[Collection entries]

□ □ □ □ □ □ □

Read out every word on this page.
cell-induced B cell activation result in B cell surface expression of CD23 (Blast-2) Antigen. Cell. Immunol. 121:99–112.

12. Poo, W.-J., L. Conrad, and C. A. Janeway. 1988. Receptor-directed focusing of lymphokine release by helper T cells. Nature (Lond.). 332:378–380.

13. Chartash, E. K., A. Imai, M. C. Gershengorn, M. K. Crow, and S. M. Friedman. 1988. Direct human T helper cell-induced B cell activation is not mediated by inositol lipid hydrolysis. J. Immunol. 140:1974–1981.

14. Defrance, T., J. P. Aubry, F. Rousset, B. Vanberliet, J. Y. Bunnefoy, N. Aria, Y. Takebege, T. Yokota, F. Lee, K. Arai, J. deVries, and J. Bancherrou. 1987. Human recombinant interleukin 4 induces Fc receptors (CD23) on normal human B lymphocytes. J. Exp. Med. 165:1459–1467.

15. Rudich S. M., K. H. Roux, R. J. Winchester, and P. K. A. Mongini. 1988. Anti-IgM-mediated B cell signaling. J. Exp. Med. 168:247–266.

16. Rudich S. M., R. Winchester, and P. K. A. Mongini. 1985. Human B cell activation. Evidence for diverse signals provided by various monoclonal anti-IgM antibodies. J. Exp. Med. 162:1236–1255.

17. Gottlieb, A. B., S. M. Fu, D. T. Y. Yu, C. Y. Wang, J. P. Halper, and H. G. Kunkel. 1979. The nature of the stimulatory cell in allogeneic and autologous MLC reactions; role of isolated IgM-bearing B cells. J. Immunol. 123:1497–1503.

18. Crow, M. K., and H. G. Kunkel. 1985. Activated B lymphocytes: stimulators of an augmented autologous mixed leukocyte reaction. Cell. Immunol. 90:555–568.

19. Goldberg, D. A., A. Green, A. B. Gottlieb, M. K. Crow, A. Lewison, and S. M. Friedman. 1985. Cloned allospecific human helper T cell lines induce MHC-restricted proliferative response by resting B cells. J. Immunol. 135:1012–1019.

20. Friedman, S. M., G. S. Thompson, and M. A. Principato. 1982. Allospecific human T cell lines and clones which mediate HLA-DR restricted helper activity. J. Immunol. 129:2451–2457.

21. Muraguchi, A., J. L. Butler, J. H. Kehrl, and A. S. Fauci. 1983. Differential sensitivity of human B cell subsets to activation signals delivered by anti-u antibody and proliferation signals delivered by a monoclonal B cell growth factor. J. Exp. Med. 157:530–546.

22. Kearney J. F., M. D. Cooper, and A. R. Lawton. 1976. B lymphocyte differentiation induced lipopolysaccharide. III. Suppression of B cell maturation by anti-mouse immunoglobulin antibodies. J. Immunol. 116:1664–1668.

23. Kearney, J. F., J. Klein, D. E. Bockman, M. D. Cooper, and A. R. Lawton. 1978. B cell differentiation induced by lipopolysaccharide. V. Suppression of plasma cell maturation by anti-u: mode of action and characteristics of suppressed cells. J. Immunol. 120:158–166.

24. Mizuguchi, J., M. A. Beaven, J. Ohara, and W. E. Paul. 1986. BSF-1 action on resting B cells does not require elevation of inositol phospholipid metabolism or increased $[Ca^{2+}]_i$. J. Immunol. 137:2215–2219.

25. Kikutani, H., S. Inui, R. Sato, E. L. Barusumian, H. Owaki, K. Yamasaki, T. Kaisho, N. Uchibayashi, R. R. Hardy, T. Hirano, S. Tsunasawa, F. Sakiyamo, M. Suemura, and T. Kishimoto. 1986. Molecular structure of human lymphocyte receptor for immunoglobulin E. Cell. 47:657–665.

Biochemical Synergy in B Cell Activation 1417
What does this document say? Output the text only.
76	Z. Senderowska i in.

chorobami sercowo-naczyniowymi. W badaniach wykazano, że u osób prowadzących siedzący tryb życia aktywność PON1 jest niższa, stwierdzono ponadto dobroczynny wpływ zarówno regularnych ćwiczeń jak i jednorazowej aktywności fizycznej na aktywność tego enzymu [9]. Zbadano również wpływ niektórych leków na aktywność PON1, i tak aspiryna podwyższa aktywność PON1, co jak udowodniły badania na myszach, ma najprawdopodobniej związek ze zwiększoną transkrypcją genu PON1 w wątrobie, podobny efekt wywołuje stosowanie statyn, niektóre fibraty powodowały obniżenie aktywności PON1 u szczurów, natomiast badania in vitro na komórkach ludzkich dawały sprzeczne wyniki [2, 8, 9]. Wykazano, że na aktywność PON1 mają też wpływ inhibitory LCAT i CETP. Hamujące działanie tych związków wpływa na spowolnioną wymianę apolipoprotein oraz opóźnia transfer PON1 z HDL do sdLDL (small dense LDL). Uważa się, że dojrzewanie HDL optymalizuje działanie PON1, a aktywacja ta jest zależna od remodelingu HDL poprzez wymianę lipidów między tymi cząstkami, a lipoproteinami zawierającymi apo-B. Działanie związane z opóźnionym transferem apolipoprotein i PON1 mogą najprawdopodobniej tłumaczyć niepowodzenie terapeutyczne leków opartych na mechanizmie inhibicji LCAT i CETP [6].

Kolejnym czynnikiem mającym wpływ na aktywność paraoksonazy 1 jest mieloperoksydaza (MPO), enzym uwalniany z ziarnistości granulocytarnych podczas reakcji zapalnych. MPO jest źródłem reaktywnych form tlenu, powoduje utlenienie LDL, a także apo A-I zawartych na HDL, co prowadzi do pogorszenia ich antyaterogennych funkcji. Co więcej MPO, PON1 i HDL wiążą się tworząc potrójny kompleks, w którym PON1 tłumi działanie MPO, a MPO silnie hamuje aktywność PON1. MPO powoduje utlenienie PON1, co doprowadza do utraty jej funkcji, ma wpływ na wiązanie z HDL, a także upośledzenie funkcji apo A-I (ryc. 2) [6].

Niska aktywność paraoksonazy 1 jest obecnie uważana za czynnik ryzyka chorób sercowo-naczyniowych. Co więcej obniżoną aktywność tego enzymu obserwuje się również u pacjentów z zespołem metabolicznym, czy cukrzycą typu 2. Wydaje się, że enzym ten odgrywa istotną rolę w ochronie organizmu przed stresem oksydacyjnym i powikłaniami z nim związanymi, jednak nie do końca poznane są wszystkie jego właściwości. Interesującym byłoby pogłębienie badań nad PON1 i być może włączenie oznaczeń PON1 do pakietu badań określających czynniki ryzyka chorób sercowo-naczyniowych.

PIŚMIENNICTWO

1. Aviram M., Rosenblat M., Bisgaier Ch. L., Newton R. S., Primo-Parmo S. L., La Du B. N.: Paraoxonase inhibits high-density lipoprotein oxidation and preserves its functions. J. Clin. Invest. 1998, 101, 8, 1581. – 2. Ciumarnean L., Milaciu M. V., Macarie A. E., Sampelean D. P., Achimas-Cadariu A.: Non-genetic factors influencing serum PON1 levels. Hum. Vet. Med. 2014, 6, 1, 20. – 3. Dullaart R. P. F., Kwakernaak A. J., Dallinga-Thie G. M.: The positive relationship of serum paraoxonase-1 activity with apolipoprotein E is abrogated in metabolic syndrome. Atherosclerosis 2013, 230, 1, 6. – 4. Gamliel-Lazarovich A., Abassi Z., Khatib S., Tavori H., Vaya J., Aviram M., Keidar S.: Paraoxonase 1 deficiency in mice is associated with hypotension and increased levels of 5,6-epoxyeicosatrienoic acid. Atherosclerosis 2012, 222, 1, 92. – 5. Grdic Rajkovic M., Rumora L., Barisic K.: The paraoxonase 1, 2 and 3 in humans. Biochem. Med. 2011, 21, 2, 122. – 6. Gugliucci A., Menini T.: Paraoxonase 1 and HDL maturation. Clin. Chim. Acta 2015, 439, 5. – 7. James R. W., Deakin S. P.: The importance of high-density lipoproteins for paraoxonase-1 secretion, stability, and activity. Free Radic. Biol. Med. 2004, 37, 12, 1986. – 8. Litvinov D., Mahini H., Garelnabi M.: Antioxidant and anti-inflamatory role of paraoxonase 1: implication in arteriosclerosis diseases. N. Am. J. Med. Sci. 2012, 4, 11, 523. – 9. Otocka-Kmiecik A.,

□ □ □ □ □ □ □

• [Exercise aim]
Work out how many lines of the data above hold the word "does", and write only the count.

• [Answer section]
2